DATA LINES:
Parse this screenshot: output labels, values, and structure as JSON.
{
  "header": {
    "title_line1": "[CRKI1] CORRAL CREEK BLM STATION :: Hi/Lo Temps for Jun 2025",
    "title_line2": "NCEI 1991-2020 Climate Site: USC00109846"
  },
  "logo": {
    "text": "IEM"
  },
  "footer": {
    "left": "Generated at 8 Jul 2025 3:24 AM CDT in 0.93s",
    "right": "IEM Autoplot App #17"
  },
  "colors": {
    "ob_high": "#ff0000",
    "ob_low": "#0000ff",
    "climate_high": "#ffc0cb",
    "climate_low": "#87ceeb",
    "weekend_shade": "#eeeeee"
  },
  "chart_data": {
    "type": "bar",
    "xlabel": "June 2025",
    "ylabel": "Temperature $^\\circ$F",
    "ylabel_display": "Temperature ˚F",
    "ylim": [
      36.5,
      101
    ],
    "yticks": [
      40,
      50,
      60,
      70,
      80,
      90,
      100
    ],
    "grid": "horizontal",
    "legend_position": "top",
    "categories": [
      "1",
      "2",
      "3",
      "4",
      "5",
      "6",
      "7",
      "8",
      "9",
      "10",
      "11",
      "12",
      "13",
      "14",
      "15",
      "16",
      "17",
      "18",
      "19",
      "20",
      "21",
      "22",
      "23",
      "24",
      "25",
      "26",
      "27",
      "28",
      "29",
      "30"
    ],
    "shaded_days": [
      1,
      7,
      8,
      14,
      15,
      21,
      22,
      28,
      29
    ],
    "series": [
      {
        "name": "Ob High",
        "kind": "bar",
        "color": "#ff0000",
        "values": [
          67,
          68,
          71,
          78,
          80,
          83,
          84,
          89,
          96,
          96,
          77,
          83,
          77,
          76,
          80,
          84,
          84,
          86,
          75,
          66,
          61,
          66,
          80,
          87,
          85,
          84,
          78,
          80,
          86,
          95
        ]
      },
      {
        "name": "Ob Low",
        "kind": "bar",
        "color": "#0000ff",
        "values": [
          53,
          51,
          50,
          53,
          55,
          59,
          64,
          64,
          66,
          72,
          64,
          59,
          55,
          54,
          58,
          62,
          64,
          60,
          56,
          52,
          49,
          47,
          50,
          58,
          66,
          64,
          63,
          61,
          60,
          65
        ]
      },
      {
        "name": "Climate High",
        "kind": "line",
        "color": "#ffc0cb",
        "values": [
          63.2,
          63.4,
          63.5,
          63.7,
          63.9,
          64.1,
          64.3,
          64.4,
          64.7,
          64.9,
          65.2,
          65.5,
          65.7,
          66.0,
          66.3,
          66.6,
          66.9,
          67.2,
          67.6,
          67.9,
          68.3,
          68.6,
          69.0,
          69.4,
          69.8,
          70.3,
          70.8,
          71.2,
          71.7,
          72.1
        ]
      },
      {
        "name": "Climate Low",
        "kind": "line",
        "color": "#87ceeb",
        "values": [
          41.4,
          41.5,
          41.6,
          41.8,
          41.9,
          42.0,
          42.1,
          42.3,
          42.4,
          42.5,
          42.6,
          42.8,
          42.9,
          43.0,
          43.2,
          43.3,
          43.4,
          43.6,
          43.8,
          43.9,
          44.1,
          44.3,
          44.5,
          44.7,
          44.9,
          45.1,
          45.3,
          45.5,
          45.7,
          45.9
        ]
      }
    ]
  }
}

STATED EXERCISE: State how many lines include the string "Temperature", and nothing more.

CORRECT ANSWER: 2